#### Goal:
Reproduce all entries precisely, down to the last character.

#### Given records:
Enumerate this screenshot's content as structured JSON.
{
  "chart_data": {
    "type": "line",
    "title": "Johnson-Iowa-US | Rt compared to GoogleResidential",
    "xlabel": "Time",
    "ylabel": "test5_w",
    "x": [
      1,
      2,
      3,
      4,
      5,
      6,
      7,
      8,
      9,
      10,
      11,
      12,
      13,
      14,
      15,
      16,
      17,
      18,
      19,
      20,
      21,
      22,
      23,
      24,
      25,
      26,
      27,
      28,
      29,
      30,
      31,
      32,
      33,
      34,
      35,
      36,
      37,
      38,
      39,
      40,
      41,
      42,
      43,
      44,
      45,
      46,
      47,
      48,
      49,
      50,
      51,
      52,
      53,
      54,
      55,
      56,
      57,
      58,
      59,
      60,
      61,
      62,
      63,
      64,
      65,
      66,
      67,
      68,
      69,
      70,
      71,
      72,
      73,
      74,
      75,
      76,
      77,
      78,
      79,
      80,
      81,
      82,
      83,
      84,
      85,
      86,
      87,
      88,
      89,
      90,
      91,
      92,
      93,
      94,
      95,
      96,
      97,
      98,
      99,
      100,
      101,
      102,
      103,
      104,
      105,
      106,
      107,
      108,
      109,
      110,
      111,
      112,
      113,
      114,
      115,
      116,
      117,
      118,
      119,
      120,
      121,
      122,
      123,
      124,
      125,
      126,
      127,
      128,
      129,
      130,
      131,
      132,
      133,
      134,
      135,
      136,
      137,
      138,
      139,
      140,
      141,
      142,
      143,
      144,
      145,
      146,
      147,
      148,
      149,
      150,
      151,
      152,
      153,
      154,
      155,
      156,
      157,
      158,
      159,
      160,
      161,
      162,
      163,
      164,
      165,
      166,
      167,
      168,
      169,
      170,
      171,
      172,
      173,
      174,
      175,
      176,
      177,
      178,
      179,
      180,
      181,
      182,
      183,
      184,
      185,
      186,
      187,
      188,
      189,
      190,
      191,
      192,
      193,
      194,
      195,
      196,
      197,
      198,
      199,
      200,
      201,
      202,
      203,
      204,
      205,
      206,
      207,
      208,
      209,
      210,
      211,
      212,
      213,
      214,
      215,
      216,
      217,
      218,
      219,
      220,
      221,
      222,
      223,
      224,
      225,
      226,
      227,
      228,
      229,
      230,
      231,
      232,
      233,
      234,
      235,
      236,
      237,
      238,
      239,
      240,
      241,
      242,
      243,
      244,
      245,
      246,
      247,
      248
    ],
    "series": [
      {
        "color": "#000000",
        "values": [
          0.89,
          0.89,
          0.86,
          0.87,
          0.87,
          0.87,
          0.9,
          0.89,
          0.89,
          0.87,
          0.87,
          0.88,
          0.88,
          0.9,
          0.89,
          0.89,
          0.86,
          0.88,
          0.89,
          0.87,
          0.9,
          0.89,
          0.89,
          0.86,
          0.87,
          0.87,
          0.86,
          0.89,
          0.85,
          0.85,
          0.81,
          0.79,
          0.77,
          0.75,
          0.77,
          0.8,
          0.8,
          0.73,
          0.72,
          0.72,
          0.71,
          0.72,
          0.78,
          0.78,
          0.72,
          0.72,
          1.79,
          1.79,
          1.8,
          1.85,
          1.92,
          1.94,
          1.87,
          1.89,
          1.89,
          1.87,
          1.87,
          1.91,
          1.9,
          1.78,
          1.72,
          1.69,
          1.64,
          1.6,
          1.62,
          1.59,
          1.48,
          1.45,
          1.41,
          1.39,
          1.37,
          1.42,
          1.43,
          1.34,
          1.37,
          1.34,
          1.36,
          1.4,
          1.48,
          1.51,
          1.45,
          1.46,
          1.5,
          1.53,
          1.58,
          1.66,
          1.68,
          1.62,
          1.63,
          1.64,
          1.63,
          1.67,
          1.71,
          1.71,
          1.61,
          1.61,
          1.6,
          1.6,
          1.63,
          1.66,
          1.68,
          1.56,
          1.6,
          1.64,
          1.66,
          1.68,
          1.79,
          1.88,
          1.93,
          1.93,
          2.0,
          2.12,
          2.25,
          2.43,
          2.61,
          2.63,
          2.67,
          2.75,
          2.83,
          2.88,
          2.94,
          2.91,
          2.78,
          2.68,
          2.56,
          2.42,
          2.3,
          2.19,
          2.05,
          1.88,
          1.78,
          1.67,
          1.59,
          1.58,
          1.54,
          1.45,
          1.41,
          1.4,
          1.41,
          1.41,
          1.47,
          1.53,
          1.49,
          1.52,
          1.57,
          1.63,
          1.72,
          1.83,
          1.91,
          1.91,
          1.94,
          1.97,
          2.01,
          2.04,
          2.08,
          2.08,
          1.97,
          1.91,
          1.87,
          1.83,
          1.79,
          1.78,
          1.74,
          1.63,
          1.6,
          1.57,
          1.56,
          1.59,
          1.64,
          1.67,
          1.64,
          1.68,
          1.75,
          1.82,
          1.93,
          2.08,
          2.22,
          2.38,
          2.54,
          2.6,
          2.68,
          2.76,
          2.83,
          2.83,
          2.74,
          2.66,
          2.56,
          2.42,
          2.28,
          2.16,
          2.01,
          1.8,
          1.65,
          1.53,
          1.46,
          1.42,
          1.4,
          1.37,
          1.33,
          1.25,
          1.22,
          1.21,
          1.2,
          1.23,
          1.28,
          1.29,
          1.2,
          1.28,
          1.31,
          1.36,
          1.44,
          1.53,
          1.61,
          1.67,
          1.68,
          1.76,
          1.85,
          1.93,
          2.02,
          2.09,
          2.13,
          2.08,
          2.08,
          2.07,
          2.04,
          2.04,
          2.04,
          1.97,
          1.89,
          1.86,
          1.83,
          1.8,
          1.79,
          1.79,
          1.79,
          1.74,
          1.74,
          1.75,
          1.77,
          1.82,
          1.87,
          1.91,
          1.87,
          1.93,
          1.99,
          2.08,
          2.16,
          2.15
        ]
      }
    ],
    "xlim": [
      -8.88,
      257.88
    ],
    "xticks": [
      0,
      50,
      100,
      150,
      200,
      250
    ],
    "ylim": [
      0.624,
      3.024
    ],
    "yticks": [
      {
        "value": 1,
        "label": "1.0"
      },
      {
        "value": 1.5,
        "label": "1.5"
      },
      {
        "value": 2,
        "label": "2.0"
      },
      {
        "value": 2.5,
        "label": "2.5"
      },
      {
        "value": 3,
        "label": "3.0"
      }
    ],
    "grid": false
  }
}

#### Response to this exercise:
Enumerate this screenshot's content as structured JSON.
{
  "chart_data": {
    "type": "line",
    "title": "Johnson-Iowa-US | Rt compared to GoogleResidential",
    "xlabel": "Time",
    "ylabel": "test5_w",
    "x": [
      1,
      2,
      3,
      4,
      5,
      6,
      7,
      8,
      9,
      10,
      11,
      12,
      13,
      14,
      15,
      16,
      17,
      18,
      19,
      20,
      21,
      22,
      23,
      24,
      25,
      26,
      27,
      28,
      29,
      30,
      31,
      32,
      33,
      34,
      35,
      36,
      37,
      38,
      39,
      40,
      41,
      42,
      43,
      44,
      45,
      46,
      47,
      48,
      49,
      50,
      51,
      52,
      53,
      54,
      55,
      56,
      57,
      58,
      59,
      60,
      61,
      62,
      63,
      64,
      65,
      66,
      67,
      68,
      69,
      70,
      71,
      72,
      73,
      74,
      75,
      76,
      77,
      78,
      79,
      80,
      81,
      82,
      83,
      84,
      85,
      86,
      87,
      88,
      89,
      90,
      91,
      92,
      93,
      94,
      95,
      96,
      97,
      98,
      99,
      100,
      101,
      102,
      103,
      104,
      105,
      106,
      107,
      108,
      109,
      110,
      111,
      112,
      113,
      114,
      115,
      116,
      117,
      118,
      119,
      120,
      121,
      122,
      123,
      124,
      125,
      126,
      127,
      128,
      129,
      130,
      131,
      132,
      133,
      134,
      135,
      136,
      137,
      138,
      139,
      140,
      141,
      142,
      143,
      144,
      145,
      146,
      147,
      148,
      149,
      150,
      151,
      152,
      153,
      154,
      155,
      156,
      157,
      158,
      159,
      160,
      161,
      162,
      163,
      164,
      165,
      166,
      167,
      168,
      169,
      170,
      171,
      172,
      173,
      174,
      175,
      176,
      177,
      178,
      179,
      180,
      181,
      182,
      183,
      184,
      185,
      186,
      187,
      188,
      189,
      190,
      191,
      192,
      193,
      194,
      195,
      196,
      197,
      198,
      199,
      200,
      201,
      202,
      203,
      204,
      205,
      206,
      207,
      208,
      209,
      210,
      211,
      212,
      213,
      214,
      215,
      216,
      217,
      218,
      219,
      220,
      221,
      222,
      223,
      224,
      225,
      226,
      227,
      228,
      229,
      230,
      231,
      232,
      233,
      234,
      235,
      236,
      237,
      238,
      239,
      240,
      241,
      242,
      243,
      244,
      245,
      246,
      247,
      248
    ],
    "series": [
      {
        "color": "#000000",
        "values": [
          0.89,
          0.89,
          0.86,
          0.87,
          0.87,
          0.87,
          0.9,
          0.89,
          0.89,
          0.87,
          0.87,
          0.88,
          0.88,
          0.9,
          0.89,
          0.89,
          0.86,
          0.88,
          0.89,
          0.87,
          0.9,
          0.89,
          0.89,
          0.86,
          0.87,
          0.87,
          0.86,
          0.89,
          0.85,
          0.85,
          0.81,
          0.79,
          0.77,
          0.75,
          0.77,
          0.8,
          0.8,
          0.73,
          0.72,
          0.72,
          0.71,
          0.72,
          0.78,
          0.78,
          0.72,
          0.72,
          1.79,
          1.79,
          1.8,
          1.85,
          1.92,
          1.94,
          1.87,
          1.89,
          1.89,
          1.87,
          1.87,
          1.91,
          1.9,
          1.78,
          1.72,
          1.69,
          1.64,
          1.6,
          1.62,
          1.59,
          1.48,
          1.45,
          1.41,
          1.39,
          1.37,
          1.42,
          1.43,
          1.34,
          1.37,
          1.34,
          1.36,
          1.4,
          1.48,
          1.51,
          1.45,
          1.46,
          1.5,
          1.53,
          1.58,
          1.66,
          1.68,
          1.62,
          1.63,
          1.64,
          1.63,
          1.67,
          1.71,
          1.71,
          1.61,
          1.61,
          1.6,
          1.6,
          1.63,
          1.66,
          1.68,
          1.56,
          1.6,
          1.64,
          1.66,
          1.68,
          1.79,
          1.88,
          1.93,
          1.93,
          2.0,
          2.12,
          2.25,
          2.43,
          2.61,
          2.63,
          2.67,
          2.75,
          2.83,
          2.88,
          2.94,
          2.91,
          2.78,
          2.68,
          2.56,
          2.42,
          2.3,
          2.19,
          2.05,
          1.88,
          1.78,
          1.67,
          1.59,
          1.58,
          1.54,
          1.45,
          1.41,
          1.4,
          1.41,
          1.41,
          1.47,
          1.53,
          1.49,
          1.52,
          1.57,
          1.63,
          1.72,
          1.83,
          1.91,
          1.91,
          1.94,
          1.97,
          2.01,
          2.04,
          2.08,
          2.08,
          1.97,
          1.91,
          1.87,
          1.83,
          1.79,
          1.78,
          1.74,
          1.63,
          1.6,
          1.57,
          1.56,
          1.59,
          1.64,
          1.67,
          1.64,
          1.68,
          1.75,
          1.82,
          1.93,
          2.08,
          2.22,
          2.38,
          2.54,
          2.6,
          2.68,
          2.76,
          2.83,
          2.83,
          2.74,
          2.66,
          2.56,
          2.42,
          2.28,
          2.16,
          2.01,
          1.8,
          1.65,
          1.53,
          1.46,
          1.42,
          1.4,
          1.37,
          1.33,
          1.25,
          1.22,
          1.21,
          1.2,
          1.23,
          1.28,
          1.29,
          1.2,
          1.28,
          1.31,
          1.36,
          1.44,
          1.53,
          1.61,
          1.67,
          1.68,
          1.76,
          1.85,
          1.93,
          2.02,
          2.09,
          2.13,
          2.08,
          2.08,
          2.07,
          2.04,
          2.04,
          2.04,
          1.97,
          1.89,
          1.86,
          1.83,
          1.8,
          1.79,
          1.79,
          1.79,
          1.74,
          1.74,
          1.75,
          1.77,
          1.82,
          1.87,
          1.91,
          1.87,
          1.93,
          1.99,
          2.08,
          2.16,
          2.15
        ]
      }
    ],
    "xlim": [
      -8.88,
      257.88
    ],
    "xticks": [
      0,
      50,
      100,
      150,
      200,
      250
    ],
    "ylim": [
      0.624,
      3.024
    ],
    "yticks": [
      {
        "value": 1,
        "label": "1.0"
      },
      {
        "value": 1.5,
        "label": "1.5"
      },
      {
        "value": 2,
        "label": "2.0"
      },
      {
        "value": 2.5,
        "label": "2.5"
      },
      {
        "value": 3,
        "label": "3.0"
      }
    ],
    "grid": false
  }
}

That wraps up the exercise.